• [Exercise task]
Can you transcribe every entry word for word, skipping the images?

(Part of a data file)

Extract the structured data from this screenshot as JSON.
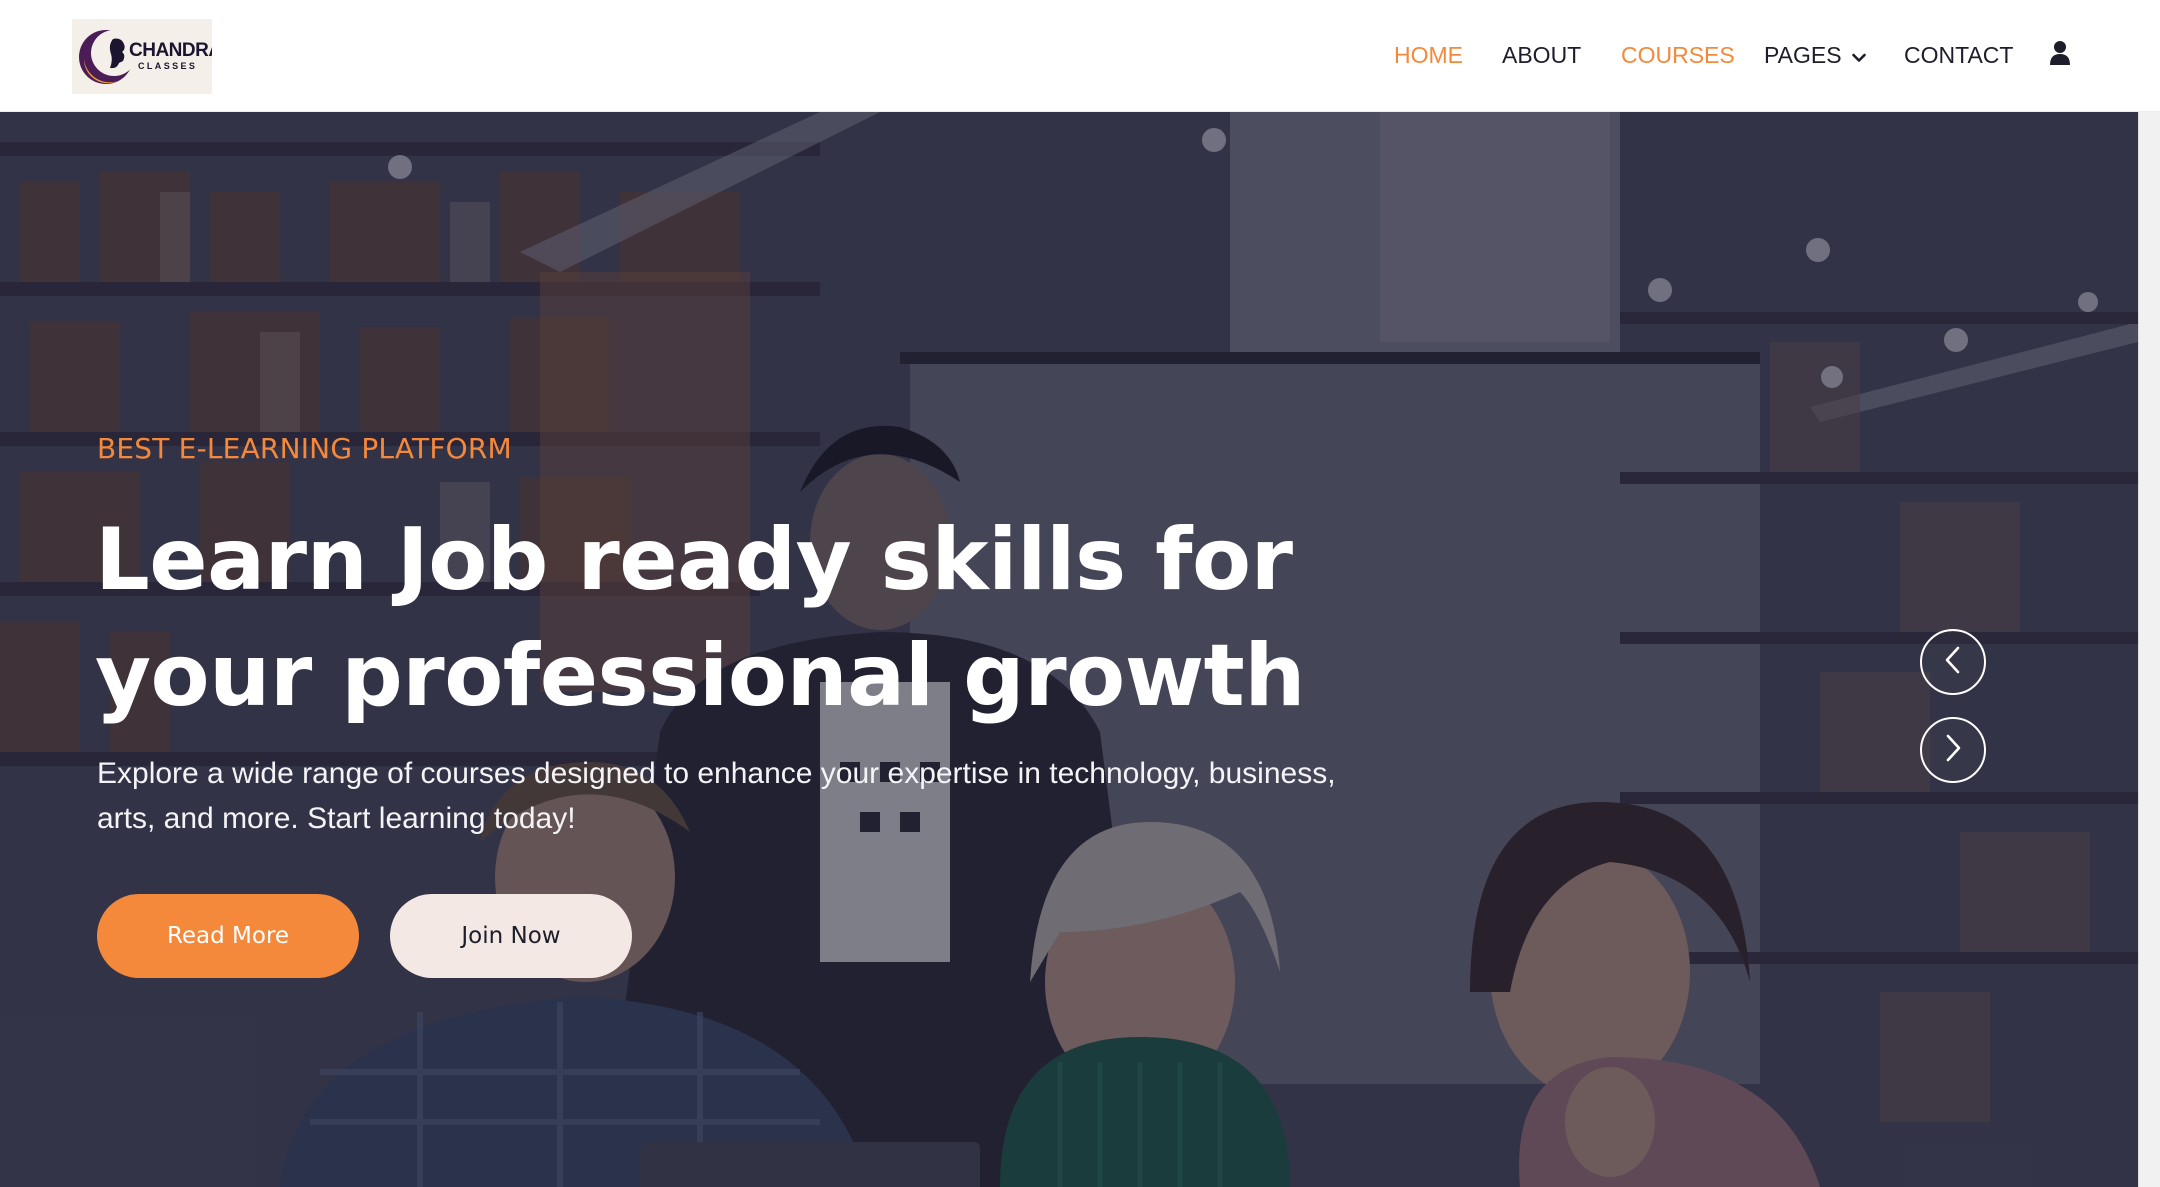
{
  "brand": {
    "name": "CHANDRA",
    "tagline": "CLASSES",
    "accent_color": "#f5893b",
    "dark_color": "#1d1d2c"
  },
  "nav": {
    "items": [
      {
        "label": "HOME",
        "active": true
      },
      {
        "label": "ABOUT",
        "active": false
      },
      {
        "label": "COURSES",
        "active": true
      },
      {
        "label": "PAGES",
        "active": false,
        "has_dropdown": true
      },
      {
        "label": "CONTACT",
        "active": false
      }
    ],
    "user_icon": "user-icon"
  },
  "hero": {
    "eyebrow": "BEST E-LEARNING PLATFORM",
    "headline_line1": "Learn Job ready skills for",
    "headline_line2": "your professional growth",
    "description": "Explore a wide range of courses designed to enhance your expertise in technology, business, arts, and more. Start learning today!",
    "primary_button": "Read More",
    "secondary_button": "Join Now",
    "prev_icon": "chevron-left-icon",
    "next_icon": "chevron-right-icon"
  }
}
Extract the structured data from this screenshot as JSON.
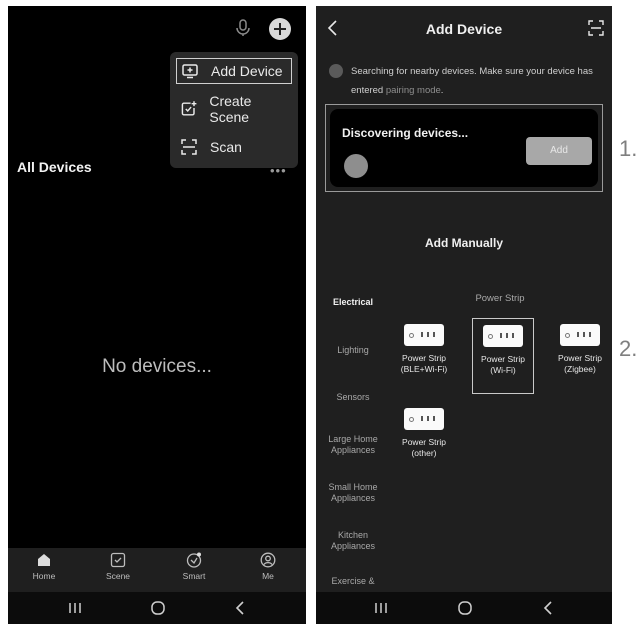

• [Output for this task]
Extract the structured data from this screenshot as JSON.
{
  "brand": {
    "name": "CHANDRA",
    "tagline": "CLASSES",
    "accent_color": "#f5893b",
    "dark_color": "#1d1d2c"
  },
  "nav": {
    "items": [
      {
        "label": "HOME",
        "active": true
      },
      {
        "label": "ABOUT",
        "active": false
      },
      {
        "label": "COURSES",
        "active": true
      },
      {
        "label": "PAGES",
        "active": false,
        "has_dropdown": true
      },
      {
        "label": "CONTACT",
        "active": false
      }
    ],
    "user_icon": "user-icon"
  },
  "hero": {
    "eyebrow": "BEST E-LEARNING PLATFORM",
    "headline_line1": "Learn Job ready skills for",
    "headline_line2": "your professional growth",
    "description": "Explore a wide range of courses designed to enhance your expertise in technology, business, arts, and more. Start learning today!",
    "primary_button": "Read More",
    "secondary_button": "Join Now",
    "prev_icon": "chevron-left-icon",
    "next_icon": "chevron-right-icon"
  }
}
Extract the structured data from this screenshot as JSON.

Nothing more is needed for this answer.